• [Task data]:
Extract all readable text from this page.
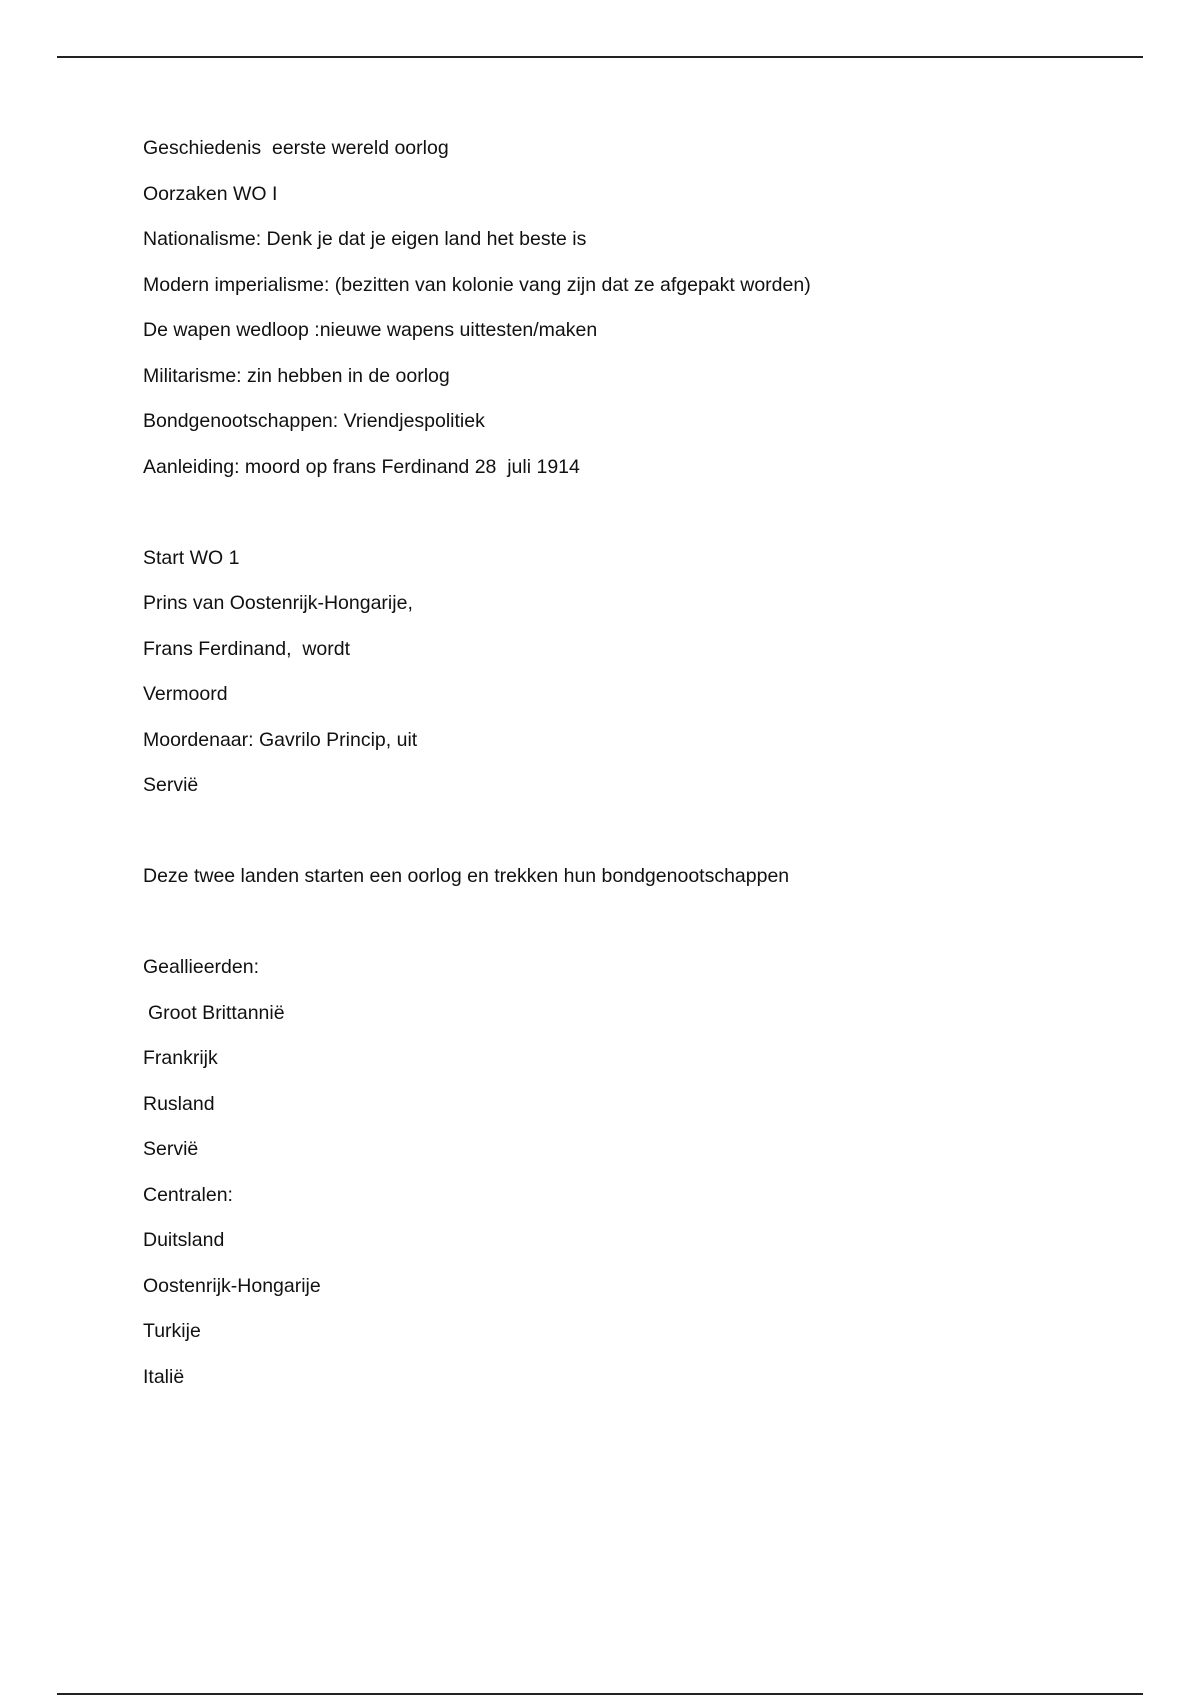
Geschiedenis  eerste wereld oorlog

Oorzaken WO I

Nationalisme: Denk je dat je eigen land het beste is

Modern imperialisme: (bezitten van kolonie vang zijn dat ze afgepakt worden)

De wapen wedloop :nieuwe wapens uittesten/maken

Militarisme: zin hebben in de oorlog

Bondgenootschappen: Vriendjespolitiek

Aanleiding: moord op frans Ferdinand 28  juli 1914

Start WO 1

Prins van Oostenrijk-Hongarije,

Frans Ferdinand,  wordt

Vermoord

Moordenaar: Gavrilo Princip, uit

Servië

Deze twee landen starten een oorlog en trekken hun bondgenootschappen

Geallieerden:

Groot Brittannië

Frankrijk

Rusland

Servië

Centralen:

Duitsland

Oostenrijk-Hongarije

Turkije

Italië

• [Set exercise]:
Go through the material and copy out every line with "Oostenrijk" in it.

• [Solution for this problem]:
Prins van Oostenrijk-Hongarije,
Oostenrijk-Hongarije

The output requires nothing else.